Goal of the exercise.
Each entry below is to be transcribed exactly.

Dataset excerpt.
## Begin

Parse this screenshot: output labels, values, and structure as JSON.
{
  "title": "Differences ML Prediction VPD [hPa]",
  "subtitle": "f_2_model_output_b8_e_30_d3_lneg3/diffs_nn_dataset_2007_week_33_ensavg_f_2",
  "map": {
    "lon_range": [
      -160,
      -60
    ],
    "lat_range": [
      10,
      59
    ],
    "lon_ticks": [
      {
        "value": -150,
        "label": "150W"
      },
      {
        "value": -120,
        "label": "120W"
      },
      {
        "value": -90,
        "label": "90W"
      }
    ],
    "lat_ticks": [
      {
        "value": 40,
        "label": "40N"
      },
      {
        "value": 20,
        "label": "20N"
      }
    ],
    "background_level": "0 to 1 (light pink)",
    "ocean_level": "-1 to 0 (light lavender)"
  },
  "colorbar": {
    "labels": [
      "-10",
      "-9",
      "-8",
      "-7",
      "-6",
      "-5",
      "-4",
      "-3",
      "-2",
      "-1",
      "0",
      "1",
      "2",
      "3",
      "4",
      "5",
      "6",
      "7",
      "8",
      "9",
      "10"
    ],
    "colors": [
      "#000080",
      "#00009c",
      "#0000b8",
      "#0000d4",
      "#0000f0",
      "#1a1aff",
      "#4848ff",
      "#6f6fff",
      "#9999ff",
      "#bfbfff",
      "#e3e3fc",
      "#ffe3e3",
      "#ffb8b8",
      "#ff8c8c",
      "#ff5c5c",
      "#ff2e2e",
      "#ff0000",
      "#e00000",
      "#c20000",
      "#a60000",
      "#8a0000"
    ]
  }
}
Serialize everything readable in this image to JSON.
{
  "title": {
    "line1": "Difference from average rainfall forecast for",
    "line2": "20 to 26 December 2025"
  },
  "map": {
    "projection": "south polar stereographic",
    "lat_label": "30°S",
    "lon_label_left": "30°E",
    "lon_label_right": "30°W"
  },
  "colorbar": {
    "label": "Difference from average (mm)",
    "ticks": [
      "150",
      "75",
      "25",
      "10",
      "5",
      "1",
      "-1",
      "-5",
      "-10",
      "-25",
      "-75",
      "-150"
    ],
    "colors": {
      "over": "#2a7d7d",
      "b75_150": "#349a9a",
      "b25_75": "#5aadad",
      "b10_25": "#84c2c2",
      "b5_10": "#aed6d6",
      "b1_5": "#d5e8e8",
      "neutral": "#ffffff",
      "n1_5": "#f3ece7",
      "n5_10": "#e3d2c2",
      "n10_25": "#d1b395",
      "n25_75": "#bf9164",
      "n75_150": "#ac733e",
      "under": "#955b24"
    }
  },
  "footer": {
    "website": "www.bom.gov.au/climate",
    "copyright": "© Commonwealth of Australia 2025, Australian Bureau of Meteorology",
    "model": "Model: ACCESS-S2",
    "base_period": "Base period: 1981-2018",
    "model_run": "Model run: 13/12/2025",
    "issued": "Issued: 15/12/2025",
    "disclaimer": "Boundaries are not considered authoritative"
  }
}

## End

Written answer.
Parse this screenshot: output labels, values, and structure as JSON.
{
  "title": "Differences ML Prediction VPD [hPa]",
  "subtitle": "f_2_model_output_b8_e_30_d3_lneg3/diffs_nn_dataset_2007_week_33_ensavg_f_2",
  "map": {
    "lon_range": [
      -160,
      -60
    ],
    "lat_range": [
      10,
      59
    ],
    "lon_ticks": [
      {
        "value": -150,
        "label": "150W"
      },
      {
        "value": -120,
        "label": "120W"
      },
      {
        "value": -90,
        "label": "90W"
      }
    ],
    "lat_ticks": [
      {
        "value": 40,
        "label": "40N"
      },
      {
        "value": 20,
        "label": "20N"
      }
    ],
    "background_level": "0 to 1 (light pink)",
    "ocean_level": "-1 to 0 (light lavender)"
  },
  "colorbar": {
    "labels": [
      "-10",
      "-9",
      "-8",
      "-7",
      "-6",
      "-5",
      "-4",
      "-3",
      "-2",
      "-1",
      "0",
      "1",
      "2",
      "3",
      "4",
      "5",
      "6",
      "7",
      "8",
      "9",
      "10"
    ],
    "colors": [
      "#000080",
      "#00009c",
      "#0000b8",
      "#0000d4",
      "#0000f0",
      "#1a1aff",
      "#4848ff",
      "#6f6fff",
      "#9999ff",
      "#bfbfff",
      "#e3e3fc",
      "#ffe3e3",
      "#ffb8b8",
      "#ff8c8c",
      "#ff5c5c",
      "#ff2e2e",
      "#ff0000",
      "#e00000",
      "#c20000",
      "#a60000",
      "#8a0000"
    ]
  }
}
Serialize everything readable in this image to JSON.
{
  "title": {
    "line1": "Difference from average rainfall forecast for",
    "line2": "20 to 26 December 2025"
  },
  "map": {
    "projection": "south polar stereographic",
    "lat_label": "30°S",
    "lon_label_left": "30°E",
    "lon_label_right": "30°W"
  },
  "colorbar": {
    "label": "Difference from average (mm)",
    "ticks": [
      "150",
      "75",
      "25",
      "10",
      "5",
      "1",
      "-1",
      "-5",
      "-10",
      "-25",
      "-75",
      "-150"
    ],
    "colors": {
      "over": "#2a7d7d",
      "b75_150": "#349a9a",
      "b25_75": "#5aadad",
      "b10_25": "#84c2c2",
      "b5_10": "#aed6d6",
      "b1_5": "#d5e8e8",
      "neutral": "#ffffff",
      "n1_5": "#f3ece7",
      "n5_10": "#e3d2c2",
      "n10_25": "#d1b395",
      "n25_75": "#bf9164",
      "n75_150": "#ac733e",
      "under": "#955b24"
    }
  },
  "footer": {
    "website": "www.bom.gov.au/climate",
    "copyright": "© Commonwealth of Australia 2025, Australian Bureau of Meteorology",
    "model": "Model: ACCESS-S2",
    "base_period": "Base period: 1981-2018",
    "model_run": "Model run: 13/12/2025",
    "issued": "Issued: 15/12/2025",
    "disclaimer": "Boundaries are not considered authoritative"
  }
}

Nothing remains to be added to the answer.